++++ ITEMS
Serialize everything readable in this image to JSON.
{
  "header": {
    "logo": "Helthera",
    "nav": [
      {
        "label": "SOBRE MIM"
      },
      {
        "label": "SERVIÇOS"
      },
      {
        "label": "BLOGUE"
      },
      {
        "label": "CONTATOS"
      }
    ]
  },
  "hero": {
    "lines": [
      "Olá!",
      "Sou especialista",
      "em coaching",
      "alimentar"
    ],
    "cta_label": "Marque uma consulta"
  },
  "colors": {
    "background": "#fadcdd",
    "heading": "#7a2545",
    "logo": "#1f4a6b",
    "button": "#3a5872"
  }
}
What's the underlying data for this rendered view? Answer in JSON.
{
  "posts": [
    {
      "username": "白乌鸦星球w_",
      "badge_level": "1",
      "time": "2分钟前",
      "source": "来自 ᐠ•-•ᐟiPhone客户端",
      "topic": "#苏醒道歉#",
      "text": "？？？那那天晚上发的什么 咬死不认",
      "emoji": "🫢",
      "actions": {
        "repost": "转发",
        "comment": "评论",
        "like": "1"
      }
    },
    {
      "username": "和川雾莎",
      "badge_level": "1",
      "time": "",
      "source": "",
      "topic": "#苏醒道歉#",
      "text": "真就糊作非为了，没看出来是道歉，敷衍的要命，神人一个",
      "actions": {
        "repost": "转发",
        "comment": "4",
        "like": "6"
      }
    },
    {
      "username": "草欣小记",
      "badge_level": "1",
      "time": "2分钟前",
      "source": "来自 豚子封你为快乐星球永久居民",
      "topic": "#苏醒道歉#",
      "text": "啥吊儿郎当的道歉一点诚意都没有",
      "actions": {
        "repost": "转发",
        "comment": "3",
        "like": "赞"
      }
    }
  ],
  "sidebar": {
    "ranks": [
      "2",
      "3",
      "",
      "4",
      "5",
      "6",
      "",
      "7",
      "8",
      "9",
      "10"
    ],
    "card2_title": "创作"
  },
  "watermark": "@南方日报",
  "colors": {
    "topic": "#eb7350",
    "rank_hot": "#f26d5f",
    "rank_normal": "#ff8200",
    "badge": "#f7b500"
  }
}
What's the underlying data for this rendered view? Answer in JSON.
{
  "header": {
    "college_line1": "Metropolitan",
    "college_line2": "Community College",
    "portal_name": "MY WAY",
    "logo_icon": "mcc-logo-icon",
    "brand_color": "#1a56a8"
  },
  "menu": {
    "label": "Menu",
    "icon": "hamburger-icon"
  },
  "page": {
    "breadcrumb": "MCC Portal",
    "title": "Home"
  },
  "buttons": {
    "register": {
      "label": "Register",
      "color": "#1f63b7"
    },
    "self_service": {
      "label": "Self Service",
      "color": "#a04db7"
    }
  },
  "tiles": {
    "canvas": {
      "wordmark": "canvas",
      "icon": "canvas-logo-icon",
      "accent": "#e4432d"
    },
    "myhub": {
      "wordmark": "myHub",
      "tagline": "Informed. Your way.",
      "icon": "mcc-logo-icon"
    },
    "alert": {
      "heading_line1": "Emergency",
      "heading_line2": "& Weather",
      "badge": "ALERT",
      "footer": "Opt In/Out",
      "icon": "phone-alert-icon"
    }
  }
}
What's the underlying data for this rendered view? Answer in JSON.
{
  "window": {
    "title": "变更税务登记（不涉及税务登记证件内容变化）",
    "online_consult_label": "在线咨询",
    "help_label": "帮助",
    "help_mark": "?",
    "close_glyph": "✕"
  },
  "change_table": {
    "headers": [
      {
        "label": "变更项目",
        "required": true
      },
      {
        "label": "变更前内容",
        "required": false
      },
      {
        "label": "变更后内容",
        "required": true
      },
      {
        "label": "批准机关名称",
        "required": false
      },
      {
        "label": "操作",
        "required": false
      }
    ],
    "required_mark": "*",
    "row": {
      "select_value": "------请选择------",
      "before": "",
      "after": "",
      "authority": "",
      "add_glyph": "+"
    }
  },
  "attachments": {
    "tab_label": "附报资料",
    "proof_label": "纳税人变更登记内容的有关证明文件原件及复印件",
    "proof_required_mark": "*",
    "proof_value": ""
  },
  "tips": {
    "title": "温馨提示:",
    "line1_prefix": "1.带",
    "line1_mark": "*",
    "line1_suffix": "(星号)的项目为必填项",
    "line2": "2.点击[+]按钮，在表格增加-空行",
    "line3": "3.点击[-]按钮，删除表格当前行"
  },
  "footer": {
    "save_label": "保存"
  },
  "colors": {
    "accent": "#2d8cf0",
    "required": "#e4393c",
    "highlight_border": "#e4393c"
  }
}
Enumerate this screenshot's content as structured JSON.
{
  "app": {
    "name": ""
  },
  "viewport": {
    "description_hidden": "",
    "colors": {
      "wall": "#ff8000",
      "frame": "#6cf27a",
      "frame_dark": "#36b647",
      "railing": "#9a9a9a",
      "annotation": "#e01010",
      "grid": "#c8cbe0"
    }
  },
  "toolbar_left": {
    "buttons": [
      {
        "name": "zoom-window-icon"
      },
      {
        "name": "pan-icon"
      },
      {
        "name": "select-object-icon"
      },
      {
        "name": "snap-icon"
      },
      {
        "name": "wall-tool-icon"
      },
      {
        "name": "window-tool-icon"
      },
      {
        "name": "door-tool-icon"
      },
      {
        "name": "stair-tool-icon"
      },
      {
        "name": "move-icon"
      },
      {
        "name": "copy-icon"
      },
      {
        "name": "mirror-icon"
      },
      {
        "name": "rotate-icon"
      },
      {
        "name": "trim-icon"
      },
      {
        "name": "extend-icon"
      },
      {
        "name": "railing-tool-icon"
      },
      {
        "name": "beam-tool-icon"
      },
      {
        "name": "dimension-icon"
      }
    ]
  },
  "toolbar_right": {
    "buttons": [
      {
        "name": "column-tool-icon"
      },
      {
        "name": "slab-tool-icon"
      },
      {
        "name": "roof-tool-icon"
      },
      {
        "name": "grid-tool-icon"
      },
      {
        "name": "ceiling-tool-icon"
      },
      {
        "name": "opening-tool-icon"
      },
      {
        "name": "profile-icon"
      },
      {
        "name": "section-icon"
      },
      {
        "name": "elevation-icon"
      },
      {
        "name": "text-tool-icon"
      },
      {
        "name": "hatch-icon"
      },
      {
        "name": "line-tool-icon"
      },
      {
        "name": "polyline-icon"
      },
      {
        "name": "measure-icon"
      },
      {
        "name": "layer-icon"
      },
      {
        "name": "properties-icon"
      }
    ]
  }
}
++++++++
* [STATED TASK]:
All of the data needs to be reproduced exactly, with no line missing.

* [EXERCISE SOLUTION]:
Serialize everything readable in this image to JSON.
{
  "header": {
    "logo": "Helthera",
    "nav": [
      {
        "label": "SOBRE MIM"
      },
      {
        "label": "SERVIÇOS"
      },
      {
        "label": "BLOGUE"
      },
      {
        "label": "CONTATOS"
      }
    ]
  },
  "hero": {
    "lines": [
      "Olá!",
      "Sou especialista",
      "em coaching",
      "alimentar"
    ],
    "cta_label": "Marque uma consulta"
  },
  "colors": {
    "background": "#fadcdd",
    "heading": "#7a2545",
    "logo": "#1f4a6b",
    "button": "#3a5872"
  }
}
What's the underlying data for this rendered view? Answer in JSON.
{
  "posts": [
    {
      "username": "白乌鸦星球w_",
      "badge_level": "1",
      "time": "2分钟前",
      "source": "来自 ᐠ•-•ᐟiPhone客户端",
      "topic": "#苏醒道歉#",
      "text": "？？？那那天晚上发的什么 咬死不认",
      "emoji": "🫢",
      "actions": {
        "repost": "转发",
        "comment": "评论",
        "like": "1"
      }
    },
    {
      "username": "和川雾莎",
      "badge_level": "1",
      "time": "",
      "source": "",
      "topic": "#苏醒道歉#",
      "text": "真就糊作非为了，没看出来是道歉，敷衍的要命，神人一个",
      "actions": {
        "repost": "转发",
        "comment": "4",
        "like": "6"
      }
    },
    {
      "username": "草欣小记",
      "badge_level": "1",
      "time": "2分钟前",
      "source": "来自 豚子封你为快乐星球永久居民",
      "topic": "#苏醒道歉#",
      "text": "啥吊儿郎当的道歉一点诚意都没有",
      "actions": {
        "repost": "转发",
        "comment": "3",
        "like": "赞"
      }
    }
  ],
  "sidebar": {
    "ranks": [
      "2",
      "3",
      "",
      "4",
      "5",
      "6",
      "",
      "7",
      "8",
      "9",
      "10"
    ],
    "card2_title": "创作"
  },
  "watermark": "@南方日报",
  "colors": {
    "topic": "#eb7350",
    "rank_hot": "#f26d5f",
    "rank_normal": "#ff8200",
    "badge": "#f7b500"
  }
}
What's the underlying data for this rendered view? Answer in JSON.
{
  "header": {
    "college_line1": "Metropolitan",
    "college_line2": "Community College",
    "portal_name": "MY WAY",
    "logo_icon": "mcc-logo-icon",
    "brand_color": "#1a56a8"
  },
  "menu": {
    "label": "Menu",
    "icon": "hamburger-icon"
  },
  "page": {
    "breadcrumb": "MCC Portal",
    "title": "Home"
  },
  "buttons": {
    "register": {
      "label": "Register",
      "color": "#1f63b7"
    },
    "self_service": {
      "label": "Self Service",
      "color": "#a04db7"
    }
  },
  "tiles": {
    "canvas": {
      "wordmark": "canvas",
      "icon": "canvas-logo-icon",
      "accent": "#e4432d"
    },
    "myhub": {
      "wordmark": "myHub",
      "tagline": "Informed. Your way.",
      "icon": "mcc-logo-icon"
    },
    "alert": {
      "heading_line1": "Emergency",
      "heading_line2": "& Weather",
      "badge": "ALERT",
      "footer": "Opt In/Out",
      "icon": "phone-alert-icon"
    }
  }
}
What's the underlying data for this rendered view? Answer in JSON.
{
  "window": {
    "title": "变更税务登记（不涉及税务登记证件内容变化）",
    "online_consult_label": "在线咨询",
    "help_label": "帮助",
    "help_mark": "?",
    "close_glyph": "✕"
  },
  "change_table": {
    "headers": [
      {
        "label": "变更项目",
        "required": true
      },
      {
        "label": "变更前内容",
        "required": false
      },
      {
        "label": "变更后内容",
        "required": true
      },
      {
        "label": "批准机关名称",
        "required": false
      },
      {
        "label": "操作",
        "required": false
      }
    ],
    "required_mark": "*",
    "row": {
      "select_value": "------请选择------",
      "before": "",
      "after": "",
      "authority": "",
      "add_glyph": "+"
    }
  },
  "attachments": {
    "tab_label": "附报资料",
    "proof_label": "纳税人变更登记内容的有关证明文件原件及复印件",
    "proof_required_mark": "*",
    "proof_value": ""
  },
  "tips": {
    "title": "温馨提示:",
    "line1_prefix": "1.带",
    "line1_mark": "*",
    "line1_suffix": "(星号)的项目为必填项",
    "line2": "2.点击[+]按钮，在表格增加-空行",
    "line3": "3.点击[-]按钮，删除表格当前行"
  },
  "footer": {
    "save_label": "保存"
  },
  "colors": {
    "accent": "#2d8cf0",
    "required": "#e4393c",
    "highlight_border": "#e4393c"
  }
}
Enumerate this screenshot's content as structured JSON.
{
  "app": {
    "name": ""
  },
  "viewport": {
    "description_hidden": "",
    "colors": {
      "wall": "#ff8000",
      "frame": "#6cf27a",
      "frame_dark": "#36b647",
      "railing": "#9a9a9a",
      "annotation": "#e01010",
      "grid": "#c8cbe0"
    }
  },
  "toolbar_left": {
    "buttons": [
      {
        "name": "zoom-window-icon"
      },
      {
        "name": "pan-icon"
      },
      {
        "name": "select-object-icon"
      },
      {
        "name": "snap-icon"
      },
      {
        "name": "wall-tool-icon"
      },
      {
        "name": "window-tool-icon"
      },
      {
        "name": "door-tool-icon"
      },
      {
        "name": "stair-tool-icon"
      },
      {
        "name": "move-icon"
      },
      {
        "name": "copy-icon"
      },
      {
        "name": "mirror-icon"
      },
      {
        "name": "rotate-icon"
      },
      {
        "name": "trim-icon"
      },
      {
        "name": "extend-icon"
      },
      {
        "name": "railing-tool-icon"
      },
      {
        "name": "beam-tool-icon"
      },
      {
        "name": "dimension-icon"
      }
    ]
  },
  "toolbar_right": {
    "buttons": [
      {
        "name": "column-tool-icon"
      },
      {
        "name": "slab-tool-icon"
      },
      {
        "name": "roof-tool-icon"
      },
      {
        "name": "grid-tool-icon"
      },
      {
        "name": "ceiling-tool-icon"
      },
      {
        "name": "opening-tool-icon"
      },
      {
        "name": "profile-icon"
      },
      {
        "name": "section-icon"
      },
      {
        "name": "elevation-icon"
      },
      {
        "name": "text-tool-icon"
      },
      {
        "name": "hatch-icon"
      },
      {
        "name": "line-tool-icon"
      },
      {
        "name": "polyline-icon"
      },
      {
        "name": "measure-icon"
      },
      {
        "name": "layer-icon"
      },
      {
        "name": "properties-icon"
      }
    ]
  }
}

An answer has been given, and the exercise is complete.